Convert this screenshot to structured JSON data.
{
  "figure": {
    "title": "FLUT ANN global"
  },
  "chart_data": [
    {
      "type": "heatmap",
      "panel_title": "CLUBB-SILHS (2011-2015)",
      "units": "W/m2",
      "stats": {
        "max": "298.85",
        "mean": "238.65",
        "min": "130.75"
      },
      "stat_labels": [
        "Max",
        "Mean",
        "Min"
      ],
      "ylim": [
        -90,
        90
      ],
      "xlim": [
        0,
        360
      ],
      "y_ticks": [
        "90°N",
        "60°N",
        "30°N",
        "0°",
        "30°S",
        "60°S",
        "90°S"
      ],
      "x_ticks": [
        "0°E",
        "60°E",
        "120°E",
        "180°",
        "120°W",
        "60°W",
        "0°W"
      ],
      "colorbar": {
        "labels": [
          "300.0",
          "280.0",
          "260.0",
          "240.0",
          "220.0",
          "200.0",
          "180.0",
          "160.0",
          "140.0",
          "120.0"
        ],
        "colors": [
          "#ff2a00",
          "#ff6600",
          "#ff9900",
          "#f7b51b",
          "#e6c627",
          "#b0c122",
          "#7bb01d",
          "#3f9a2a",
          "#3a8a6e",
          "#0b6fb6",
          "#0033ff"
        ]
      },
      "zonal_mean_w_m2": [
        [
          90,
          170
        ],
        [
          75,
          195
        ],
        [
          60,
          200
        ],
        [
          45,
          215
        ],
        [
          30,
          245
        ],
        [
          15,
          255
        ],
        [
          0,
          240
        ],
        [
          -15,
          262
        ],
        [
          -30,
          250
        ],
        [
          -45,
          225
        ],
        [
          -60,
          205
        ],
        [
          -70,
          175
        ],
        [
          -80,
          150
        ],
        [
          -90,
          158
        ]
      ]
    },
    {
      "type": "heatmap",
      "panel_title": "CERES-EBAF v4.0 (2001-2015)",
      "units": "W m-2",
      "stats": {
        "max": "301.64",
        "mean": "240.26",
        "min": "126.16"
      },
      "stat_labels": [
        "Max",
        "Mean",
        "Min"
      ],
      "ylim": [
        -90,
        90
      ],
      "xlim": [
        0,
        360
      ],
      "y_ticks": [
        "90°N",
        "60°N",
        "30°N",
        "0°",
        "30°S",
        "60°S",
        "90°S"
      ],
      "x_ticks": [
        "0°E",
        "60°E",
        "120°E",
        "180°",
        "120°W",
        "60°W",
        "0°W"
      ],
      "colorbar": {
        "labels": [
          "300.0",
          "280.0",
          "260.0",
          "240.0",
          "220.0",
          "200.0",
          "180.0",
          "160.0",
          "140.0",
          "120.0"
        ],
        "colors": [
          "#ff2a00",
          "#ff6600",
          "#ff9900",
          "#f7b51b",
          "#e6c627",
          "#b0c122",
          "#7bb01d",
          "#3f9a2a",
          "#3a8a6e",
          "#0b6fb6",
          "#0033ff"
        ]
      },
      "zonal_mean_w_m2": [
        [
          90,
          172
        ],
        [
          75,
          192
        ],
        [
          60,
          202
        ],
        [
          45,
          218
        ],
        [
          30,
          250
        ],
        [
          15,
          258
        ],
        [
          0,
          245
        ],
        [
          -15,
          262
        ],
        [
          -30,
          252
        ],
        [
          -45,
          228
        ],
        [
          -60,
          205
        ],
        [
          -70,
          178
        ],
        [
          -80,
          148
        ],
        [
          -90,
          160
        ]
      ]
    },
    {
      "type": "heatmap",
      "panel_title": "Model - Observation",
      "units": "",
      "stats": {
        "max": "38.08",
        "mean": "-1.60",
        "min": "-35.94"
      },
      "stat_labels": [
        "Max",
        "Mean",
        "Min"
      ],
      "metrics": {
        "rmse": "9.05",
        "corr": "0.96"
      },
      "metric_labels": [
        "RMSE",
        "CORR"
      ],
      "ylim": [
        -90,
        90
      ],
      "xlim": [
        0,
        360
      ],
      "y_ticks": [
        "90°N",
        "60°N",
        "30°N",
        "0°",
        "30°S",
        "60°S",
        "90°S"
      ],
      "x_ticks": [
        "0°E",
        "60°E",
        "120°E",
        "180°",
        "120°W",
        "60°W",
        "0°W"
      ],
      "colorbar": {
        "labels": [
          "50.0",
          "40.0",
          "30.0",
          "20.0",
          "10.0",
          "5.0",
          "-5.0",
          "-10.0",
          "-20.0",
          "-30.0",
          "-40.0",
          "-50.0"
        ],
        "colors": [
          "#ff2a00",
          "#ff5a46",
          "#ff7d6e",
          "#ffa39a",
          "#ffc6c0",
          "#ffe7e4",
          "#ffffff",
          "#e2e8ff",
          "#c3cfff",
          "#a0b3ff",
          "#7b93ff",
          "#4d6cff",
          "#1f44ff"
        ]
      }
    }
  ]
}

══════

Your task is to repeat the data exactly; please include every line.

Convert this screenshot to structured JSON data.
{
  "figure": {
    "title": "FLUT ANN global"
  },
  "chart_data": [
    {
      "type": "heatmap",
      "panel_title": "CLUBB-SILHS (2011-2015)",
      "units": "W/m2",
      "stats": {
        "max": "298.85",
        "mean": "238.65",
        "min": "130.75"
      },
      "stat_labels": [
        "Max",
        "Mean",
        "Min"
      ],
      "ylim": [
        -90,
        90
      ],
      "xlim": [
        0,
        360
      ],
      "y_ticks": [
        "90°N",
        "60°N",
        "30°N",
        "0°",
        "30°S",
        "60°S",
        "90°S"
      ],
      "x_ticks": [
        "0°E",
        "60°E",
        "120°E",
        "180°",
        "120°W",
        "60°W",
        "0°W"
      ],
      "colorbar": {
        "labels": [
          "300.0",
          "280.0",
          "260.0",
          "240.0",
          "220.0",
          "200.0",
          "180.0",
          "160.0",
          "140.0",
          "120.0"
        ],
        "colors": [
          "#ff2a00",
          "#ff6600",
          "#ff9900",
          "#f7b51b",
          "#e6c627",
          "#b0c122",
          "#7bb01d",
          "#3f9a2a",
          "#3a8a6e",
          "#0b6fb6",
          "#0033ff"
        ]
      },
      "zonal_mean_w_m2": [
        [
          90,
          170
        ],
        [
          75,
          195
        ],
        [
          60,
          200
        ],
        [
          45,
          215
        ],
        [
          30,
          245
        ],
        [
          15,
          255
        ],
        [
          0,
          240
        ],
        [
          -15,
          262
        ],
        [
          -30,
          250
        ],
        [
          -45,
          225
        ],
        [
          -60,
          205
        ],
        [
          -70,
          175
        ],
        [
          -80,
          150
        ],
        [
          -90,
          158
        ]
      ]
    },
    {
      "type": "heatmap",
      "panel_title": "CERES-EBAF v4.0 (2001-2015)",
      "units": "W m-2",
      "stats": {
        "max": "301.64",
        "mean": "240.26",
        "min": "126.16"
      },
      "stat_labels": [
        "Max",
        "Mean",
        "Min"
      ],
      "ylim": [
        -90,
        90
      ],
      "xlim": [
        0,
        360
      ],
      "y_ticks": [
        "90°N",
        "60°N",
        "30°N",
        "0°",
        "30°S",
        "60°S",
        "90°S"
      ],
      "x_ticks": [
        "0°E",
        "60°E",
        "120°E",
        "180°",
        "120°W",
        "60°W",
        "0°W"
      ],
      "colorbar": {
        "labels": [
          "300.0",
          "280.0",
          "260.0",
          "240.0",
          "220.0",
          "200.0",
          "180.0",
          "160.0",
          "140.0",
          "120.0"
        ],
        "colors": [
          "#ff2a00",
          "#ff6600",
          "#ff9900",
          "#f7b51b",
          "#e6c627",
          "#b0c122",
          "#7bb01d",
          "#3f9a2a",
          "#3a8a6e",
          "#0b6fb6",
          "#0033ff"
        ]
      },
      "zonal_mean_w_m2": [
        [
          90,
          172
        ],
        [
          75,
          192
        ],
        [
          60,
          202
        ],
        [
          45,
          218
        ],
        [
          30,
          250
        ],
        [
          15,
          258
        ],
        [
          0,
          245
        ],
        [
          -15,
          262
        ],
        [
          -30,
          252
        ],
        [
          -45,
          228
        ],
        [
          -60,
          205
        ],
        [
          -70,
          178
        ],
        [
          -80,
          148
        ],
        [
          -90,
          160
        ]
      ]
    },
    {
      "type": "heatmap",
      "panel_title": "Model - Observation",
      "units": "",
      "stats": {
        "max": "38.08",
        "mean": "-1.60",
        "min": "-35.94"
      },
      "stat_labels": [
        "Max",
        "Mean",
        "Min"
      ],
      "metrics": {
        "rmse": "9.05",
        "corr": "0.96"
      },
      "metric_labels": [
        "RMSE",
        "CORR"
      ],
      "ylim": [
        -90,
        90
      ],
      "xlim": [
        0,
        360
      ],
      "y_ticks": [
        "90°N",
        "60°N",
        "30°N",
        "0°",
        "30°S",
        "60°S",
        "90°S"
      ],
      "x_ticks": [
        "0°E",
        "60°E",
        "120°E",
        "180°",
        "120°W",
        "60°W",
        "0°W"
      ],
      "colorbar": {
        "labels": [
          "50.0",
          "40.0",
          "30.0",
          "20.0",
          "10.0",
          "5.0",
          "-5.0",
          "-10.0",
          "-20.0",
          "-30.0",
          "-40.0",
          "-50.0"
        ],
        "colors": [
          "#ff2a00",
          "#ff5a46",
          "#ff7d6e",
          "#ffa39a",
          "#ffc6c0",
          "#ffe7e4",
          "#ffffff",
          "#e2e8ff",
          "#c3cfff",
          "#a0b3ff",
          "#7b93ff",
          "#4d6cff",
          "#1f44ff"
        ]
      }
    }
  ]
}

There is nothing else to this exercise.